Israele libererà 5 detenuti libanesi in cambio dell’aiuto del Libano a trovare le salme di ebrei uccisi negli anni Ottanta

Demolizioni israeliane nel sud del Libano, 4 settembre 2026 (AP Photo/Mohammed Zaatari)
Demolizioni israeliane nel sud del Libano, 4 settembre 2026 (AP Photo/Mohammed Zaatari)

Giovedì il governo israeliano ha rilasciato Malek Ghazi, un cittadino libanese arrestato a ottobre con accuse di terrorismo. Fa parte di uno scambio più ampio: Israele ha accettato di liberare in tutto 5 detenuti in cambio dell’aiuto del Libano a trovare le salme di ebrei libanesi uccisi negli anni Ottanta, in seguito all’invasione israeliana del 1982. Venerdì Israele dovrebbe rilasciare gli altri 4 detenuti. Nel frattempo, nel sud del Libano, ha arrestato tre contadini libanesi in una città occupata, senza fornire accuse.

L’accordo di giovedì è stato mediato dagli Stati Uniti, il paese che ha gestito i delicati rapporti tra Israele e governo libanese negli ultimi mesi. Con l’inizio della guerra in Medio Oriente Israele aveva ricominciato a bombardare il Libano, che aveva invaso nelle settimane successive con lo scopo dichiarato di creare un’area cuscinetto che lo protegga dagli attacchi del gruppo libanese Hezbollah. Ne occupa ancora la parte meridionale, che sta radendo al suolo e continua a bombardare nonostante sia in vigore un accordo per il cessate il fuoco. Il governo libanese sta cercando di ottenere il ritiro, tra le altre cose. Le negoziazioni però sono entrate in una fase di stallo.

[Righe da un dataset]
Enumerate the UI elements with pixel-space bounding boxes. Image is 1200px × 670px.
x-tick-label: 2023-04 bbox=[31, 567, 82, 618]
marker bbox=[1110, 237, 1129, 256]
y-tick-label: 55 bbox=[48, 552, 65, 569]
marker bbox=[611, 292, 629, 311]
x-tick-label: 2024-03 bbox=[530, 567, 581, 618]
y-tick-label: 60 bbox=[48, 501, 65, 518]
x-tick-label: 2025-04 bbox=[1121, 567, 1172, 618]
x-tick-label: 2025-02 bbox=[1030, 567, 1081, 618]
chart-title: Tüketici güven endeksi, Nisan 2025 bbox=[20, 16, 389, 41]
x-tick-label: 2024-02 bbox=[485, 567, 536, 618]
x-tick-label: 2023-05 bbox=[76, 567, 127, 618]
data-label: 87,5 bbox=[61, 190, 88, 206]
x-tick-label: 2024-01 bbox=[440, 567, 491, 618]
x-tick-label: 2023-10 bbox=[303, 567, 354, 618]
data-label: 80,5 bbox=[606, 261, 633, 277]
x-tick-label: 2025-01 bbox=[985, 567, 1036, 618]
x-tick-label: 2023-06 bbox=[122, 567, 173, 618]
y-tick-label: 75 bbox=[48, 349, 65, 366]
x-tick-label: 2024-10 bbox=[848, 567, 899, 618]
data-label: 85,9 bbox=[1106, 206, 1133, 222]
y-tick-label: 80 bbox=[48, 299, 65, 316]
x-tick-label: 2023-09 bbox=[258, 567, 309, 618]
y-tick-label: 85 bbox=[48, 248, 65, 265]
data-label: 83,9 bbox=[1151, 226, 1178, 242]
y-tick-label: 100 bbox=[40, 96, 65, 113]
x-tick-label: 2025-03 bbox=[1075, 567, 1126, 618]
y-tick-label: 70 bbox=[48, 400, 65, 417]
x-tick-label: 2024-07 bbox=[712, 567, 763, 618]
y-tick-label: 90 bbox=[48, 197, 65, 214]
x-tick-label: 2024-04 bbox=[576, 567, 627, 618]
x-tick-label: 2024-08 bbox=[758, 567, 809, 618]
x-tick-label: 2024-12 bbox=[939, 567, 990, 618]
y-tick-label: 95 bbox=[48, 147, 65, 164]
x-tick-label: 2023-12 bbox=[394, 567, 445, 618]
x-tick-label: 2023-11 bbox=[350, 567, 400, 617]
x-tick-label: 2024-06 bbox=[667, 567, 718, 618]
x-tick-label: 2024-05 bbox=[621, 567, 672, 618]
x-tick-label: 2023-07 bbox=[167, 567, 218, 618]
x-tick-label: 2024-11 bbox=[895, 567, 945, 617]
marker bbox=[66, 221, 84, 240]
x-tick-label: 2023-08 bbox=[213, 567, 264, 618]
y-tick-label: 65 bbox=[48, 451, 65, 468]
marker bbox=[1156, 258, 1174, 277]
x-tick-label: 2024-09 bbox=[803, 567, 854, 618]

## Consegna:
Traduci in inglese questa frase del testo sullo scambio di detenuti tra Israele e Libano: "Venerdì Israele dovrebbe rilasciare gli altri 4 detenuti."

## Risposta:
On Friday Israel is expected to release the other 4 detainees.